= GOAL OF THE EXERCISE =
Reproduce each of the rows below verbatim, leaving out the pictures.

*** PROVIDED INFORMATION

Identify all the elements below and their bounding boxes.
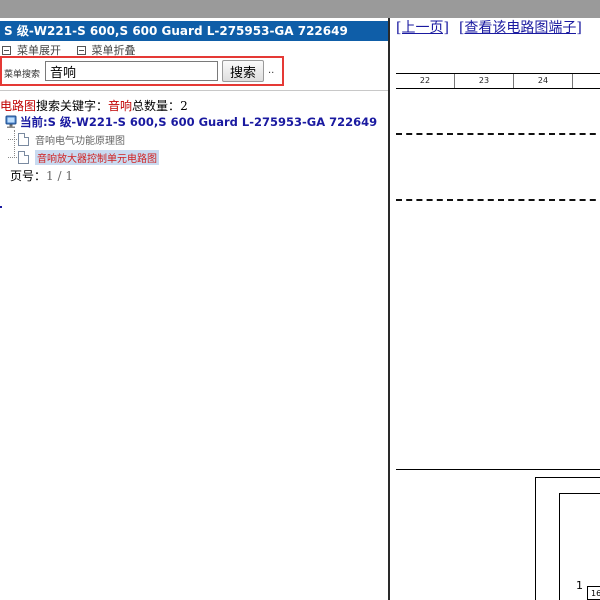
result-count: 2 xyxy=(180,99,188,113)
search-more-link[interactable]: .. xyxy=(268,65,274,76)
left-panel: S 级-W221-S 600,S 600 Guard L-275953-GA 7… xyxy=(0,18,388,600)
page-label: 页号： xyxy=(10,169,47,183)
divider-line xyxy=(0,90,388,91)
square-icon xyxy=(76,45,86,55)
dashed-line xyxy=(396,199,600,201)
search-input[interactable] xyxy=(45,61,218,81)
current-vehicle-label: 当前:S 级-W221-S 600,S 600 Guard L-275953-G… xyxy=(20,115,378,129)
tree-item[interactable]: 音响电气功能原理图 xyxy=(6,130,159,148)
tree-item-label: 音响电气功能原理图 xyxy=(35,135,125,147)
prev-page-link[interactable]: [上一页] xyxy=(396,20,449,36)
pin-box: 16 xyxy=(587,586,600,600)
search-button[interactable]: 搜索 xyxy=(222,60,264,82)
count-label: 总数量： xyxy=(132,99,181,113)
keyword-label: 搜索关键字： xyxy=(36,99,109,113)
diagram-nav: [上一页] [查看该电路图端子] xyxy=(396,18,582,37)
vehicle-title-bar: S 级-W221-S 600,S 600 Guard L-275953-GA 7… xyxy=(0,21,388,41)
ruler-cell: 24 xyxy=(514,74,573,88)
result-tree: 音响电气功能原理图 音响放大器控制单元电路图 xyxy=(6,130,159,166)
search-box: 菜单搜索 搜索 .. xyxy=(0,56,284,86)
tree-item-label: 音响放大器控制单元电路图 xyxy=(35,149,159,165)
page-value: 1 / 1 xyxy=(46,169,73,183)
search-result-summary: 电路图搜索关键字：音响总数量：2 xyxy=(0,97,188,114)
view-terminals-link[interactable]: [查看该电路图端子] xyxy=(459,20,582,36)
tree-item-active[interactable]: 音响放大器控制单元电路图 xyxy=(6,148,159,166)
search-label: 菜单搜索 xyxy=(4,70,41,80)
right-panel: [上一页] [查看该电路图端子] 22 23 24 1 16 xyxy=(390,18,600,600)
document-icon xyxy=(18,132,29,146)
tree-connector xyxy=(8,157,17,158)
page-indicator: 页号：1 / 1 xyxy=(10,167,73,184)
result-keyword: 音响 xyxy=(108,99,133,113)
top-bar xyxy=(0,0,600,18)
diagram-ruler: 22 23 24 xyxy=(396,73,600,89)
link-marker xyxy=(0,206,2,208)
tree-connector xyxy=(8,139,17,140)
ruler-cell: 22 xyxy=(396,74,455,88)
computer-icon xyxy=(5,115,17,128)
square-icon xyxy=(2,45,11,55)
pin-number: 1 xyxy=(576,579,583,592)
document-icon xyxy=(18,150,29,164)
ruler-cell: 23 xyxy=(455,74,514,88)
dashed-line xyxy=(396,133,600,135)
result-category: 电路图 xyxy=(0,99,37,113)
diagram-line xyxy=(396,469,600,470)
tree-root[interactable]: 当前:S 级-W221-S 600,S 600 Guard L-275953-G… xyxy=(4,114,377,130)
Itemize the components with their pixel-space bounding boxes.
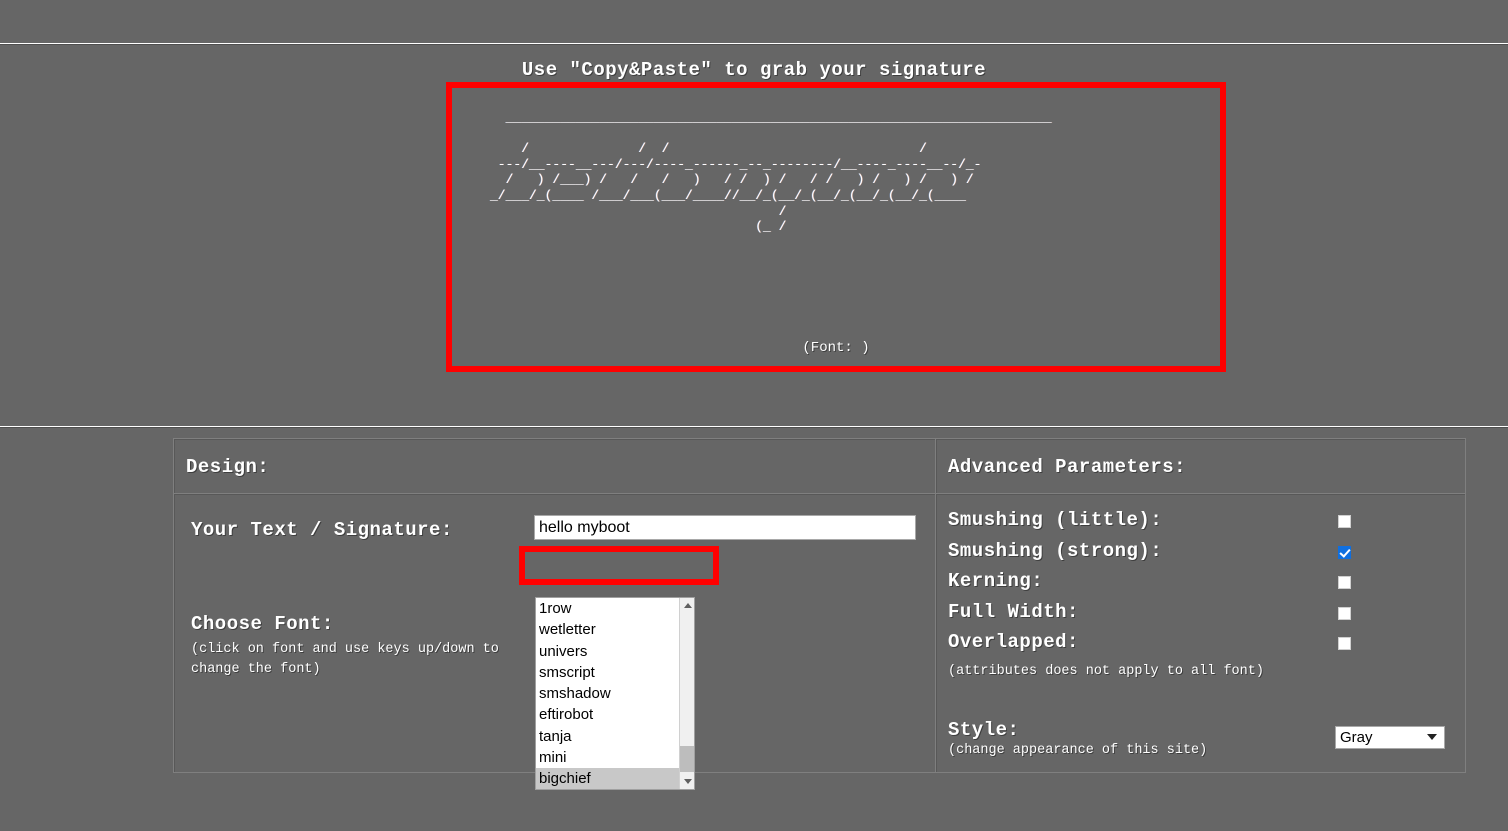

******

= RESULT =
Identify all the elements below and their bounding boxes.
result-count: 2 xyxy=(180,99,188,113)
search-more-link[interactable]: .. xyxy=(268,65,274,76)
left-panel: S 级-W221-S 600,S 600 Guard L-275953-GA 7… xyxy=(0,18,388,600)
page-label: 页号： xyxy=(10,169,47,183)
divider-line xyxy=(0,90,388,91)
square-icon xyxy=(76,45,86,55)
dashed-line xyxy=(396,199,600,201)
search-input[interactable] xyxy=(45,61,218,81)
current-vehicle-label: 当前:S 级-W221-S 600,S 600 Guard L-275953-G… xyxy=(20,115,378,129)
tree-item[interactable]: 音响电气功能原理图 xyxy=(6,130,159,148)
tree-item-label: 音响电气功能原理图 xyxy=(35,135,125,147)
prev-page-link[interactable]: [上一页] xyxy=(396,20,449,36)
pin-box: 16 xyxy=(587,586,600,600)
search-button[interactable]: 搜索 xyxy=(222,60,264,82)
count-label: 总数量： xyxy=(132,99,181,113)
keyword-label: 搜索关键字： xyxy=(36,99,109,113)
diagram-nav: [上一页] [查看该电路图端子] xyxy=(396,18,582,37)
vehicle-title-bar: S 级-W221-S 600,S 600 Guard L-275953-GA 7… xyxy=(0,21,388,41)
ruler-cell: 24 xyxy=(514,74,573,88)
result-tree: 音响电气功能原理图 音响放大器控制单元电路图 xyxy=(6,130,159,166)
search-box: 菜单搜索 搜索 .. xyxy=(0,56,284,86)
tree-item-label: 音响放大器控制单元电路图 xyxy=(35,149,159,165)
page-value: 1 / 1 xyxy=(46,169,73,183)
search-result-summary: 电路图搜索关键字：音响总数量：2 xyxy=(0,97,188,114)
view-terminals-link[interactable]: [查看该电路图端子] xyxy=(459,20,582,36)
tree-item-active[interactable]: 音响放大器控制单元电路图 xyxy=(6,148,159,166)
search-label: 菜单搜索 xyxy=(4,70,41,80)
right-panel: [上一页] [查看该电路图端子] 22 23 24 1 16 xyxy=(390,18,600,600)
document-icon xyxy=(18,132,29,146)
tree-connector xyxy=(8,157,17,158)
page-indicator: 页号：1 / 1 xyxy=(10,167,73,184)
result-keyword: 音响 xyxy=(108,99,133,113)
top-bar xyxy=(0,0,600,18)
diagram-ruler: 22 23 24 xyxy=(396,73,600,89)
link-marker xyxy=(0,206,2,208)
tree-connector xyxy=(8,139,17,140)
ruler-cell: 22 xyxy=(396,74,455,88)
computer-icon xyxy=(5,115,17,128)
square-icon xyxy=(2,45,11,55)
pin-number: 1 xyxy=(576,579,583,592)
document-icon xyxy=(18,150,29,164)
ruler-cell: 23 xyxy=(455,74,514,88)
dashed-line xyxy=(396,133,600,135)
result-category: 电路图 xyxy=(0,99,37,113)
diagram-line xyxy=(396,469,600,470)
tree-root[interactable]: 当前:S 级-W221-S 600,S 600 Guard L-275953-G… xyxy=(4,114,377,130)
Itemize the components with their pixel-space bounding boxes.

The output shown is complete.